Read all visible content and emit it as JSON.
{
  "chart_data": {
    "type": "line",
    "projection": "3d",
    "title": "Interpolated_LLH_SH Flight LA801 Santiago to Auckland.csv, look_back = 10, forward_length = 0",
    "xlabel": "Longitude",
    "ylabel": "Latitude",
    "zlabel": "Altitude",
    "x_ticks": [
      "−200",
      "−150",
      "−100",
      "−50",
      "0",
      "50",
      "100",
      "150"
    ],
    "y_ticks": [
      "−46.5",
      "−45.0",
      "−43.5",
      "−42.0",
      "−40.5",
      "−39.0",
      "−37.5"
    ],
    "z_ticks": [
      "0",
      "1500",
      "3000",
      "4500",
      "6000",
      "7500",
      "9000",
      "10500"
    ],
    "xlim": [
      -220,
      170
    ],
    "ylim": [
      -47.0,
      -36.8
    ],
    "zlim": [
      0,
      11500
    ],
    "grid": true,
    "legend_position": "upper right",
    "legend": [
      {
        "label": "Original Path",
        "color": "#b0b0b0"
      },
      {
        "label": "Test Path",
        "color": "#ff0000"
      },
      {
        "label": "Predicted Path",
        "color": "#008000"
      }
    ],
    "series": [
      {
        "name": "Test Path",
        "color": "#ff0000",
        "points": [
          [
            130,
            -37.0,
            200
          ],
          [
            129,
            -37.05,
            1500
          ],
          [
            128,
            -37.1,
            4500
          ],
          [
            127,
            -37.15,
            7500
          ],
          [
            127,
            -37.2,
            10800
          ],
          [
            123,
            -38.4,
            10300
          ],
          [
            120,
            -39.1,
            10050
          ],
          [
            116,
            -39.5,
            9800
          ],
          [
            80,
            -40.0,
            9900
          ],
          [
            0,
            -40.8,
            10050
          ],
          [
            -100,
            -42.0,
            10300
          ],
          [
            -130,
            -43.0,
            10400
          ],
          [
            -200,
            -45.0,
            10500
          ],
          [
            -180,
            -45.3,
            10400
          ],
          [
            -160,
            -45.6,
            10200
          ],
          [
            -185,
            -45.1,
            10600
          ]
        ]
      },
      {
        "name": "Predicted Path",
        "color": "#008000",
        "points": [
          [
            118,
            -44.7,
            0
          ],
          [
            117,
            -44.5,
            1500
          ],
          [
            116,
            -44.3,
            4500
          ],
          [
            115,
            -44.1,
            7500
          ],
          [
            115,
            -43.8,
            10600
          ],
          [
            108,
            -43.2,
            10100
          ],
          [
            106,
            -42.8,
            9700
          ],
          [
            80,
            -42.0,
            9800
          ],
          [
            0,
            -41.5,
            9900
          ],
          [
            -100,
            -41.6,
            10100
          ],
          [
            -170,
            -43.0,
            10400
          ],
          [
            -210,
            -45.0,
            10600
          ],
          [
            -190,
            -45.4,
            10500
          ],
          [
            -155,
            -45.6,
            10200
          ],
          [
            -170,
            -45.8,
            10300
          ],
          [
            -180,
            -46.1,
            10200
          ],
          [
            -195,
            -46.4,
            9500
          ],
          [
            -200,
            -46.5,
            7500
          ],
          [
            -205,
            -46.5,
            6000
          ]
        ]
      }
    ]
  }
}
========
• [Task goal] Print the listing above in full, exactly as it is.

• [Result for this exercise]
Read all visible content and emit it as JSON.
{
  "chart_data": {
    "type": "line",
    "projection": "3d",
    "title": "Interpolated_LLH_SH Flight LA801 Santiago to Auckland.csv, look_back = 10, forward_length = 0",
    "xlabel": "Longitude",
    "ylabel": "Latitude",
    "zlabel": "Altitude",
    "x_ticks": [
      "−200",
      "−150",
      "−100",
      "−50",
      "0",
      "50",
      "100",
      "150"
    ],
    "y_ticks": [
      "−46.5",
      "−45.0",
      "−43.5",
      "−42.0",
      "−40.5",
      "−39.0",
      "−37.5"
    ],
    "z_ticks": [
      "0",
      "1500",
      "3000",
      "4500",
      "6000",
      "7500",
      "9000",
      "10500"
    ],
    "xlim": [
      -220,
      170
    ],
    "ylim": [
      -47.0,
      -36.8
    ],
    "zlim": [
      0,
      11500
    ],
    "grid": true,
    "legend_position": "upper right",
    "legend": [
      {
        "label": "Original Path",
        "color": "#b0b0b0"
      },
      {
        "label": "Test Path",
        "color": "#ff0000"
      },
      {
        "label": "Predicted Path",
        "color": "#008000"
      }
    ],
    "series": [
      {
        "name": "Test Path",
        "color": "#ff0000",
        "points": [
          [
            130,
            -37.0,
            200
          ],
          [
            129,
            -37.05,
            1500
          ],
          [
            128,
            -37.1,
            4500
          ],
          [
            127,
            -37.15,
            7500
          ],
          [
            127,
            -37.2,
            10800
          ],
          [
            123,
            -38.4,
            10300
          ],
          [
            120,
            -39.1,
            10050
          ],
          [
            116,
            -39.5,
            9800
          ],
          [
            80,
            -40.0,
            9900
          ],
          [
            0,
            -40.8,
            10050
          ],
          [
            -100,
            -42.0,
            10300
          ],
          [
            -130,
            -43.0,
            10400
          ],
          [
            -200,
            -45.0,
            10500
          ],
          [
            -180,
            -45.3,
            10400
          ],
          [
            -160,
            -45.6,
            10200
          ],
          [
            -185,
            -45.1,
            10600
          ]
        ]
      },
      {
        "name": "Predicted Path",
        "color": "#008000",
        "points": [
          [
            118,
            -44.7,
            0
          ],
          [
            117,
            -44.5,
            1500
          ],
          [
            116,
            -44.3,
            4500
          ],
          [
            115,
            -44.1,
            7500
          ],
          [
            115,
            -43.8,
            10600
          ],
          [
            108,
            -43.2,
            10100
          ],
          [
            106,
            -42.8,
            9700
          ],
          [
            80,
            -42.0,
            9800
          ],
          [
            0,
            -41.5,
            9900
          ],
          [
            -100,
            -41.6,
            10100
          ],
          [
            -170,
            -43.0,
            10400
          ],
          [
            -210,
            -45.0,
            10600
          ],
          [
            -190,
            -45.4,
            10500
          ],
          [
            -155,
            -45.6,
            10200
          ],
          [
            -170,
            -45.8,
            10300
          ],
          [
            -180,
            -46.1,
            10200
          ],
          [
            -195,
            -46.4,
            9500
          ],
          [
            -200,
            -46.5,
            7500
          ],
          [
            -205,
            -46.5,
            6000
          ]
        ]
      }
    ]
  }
}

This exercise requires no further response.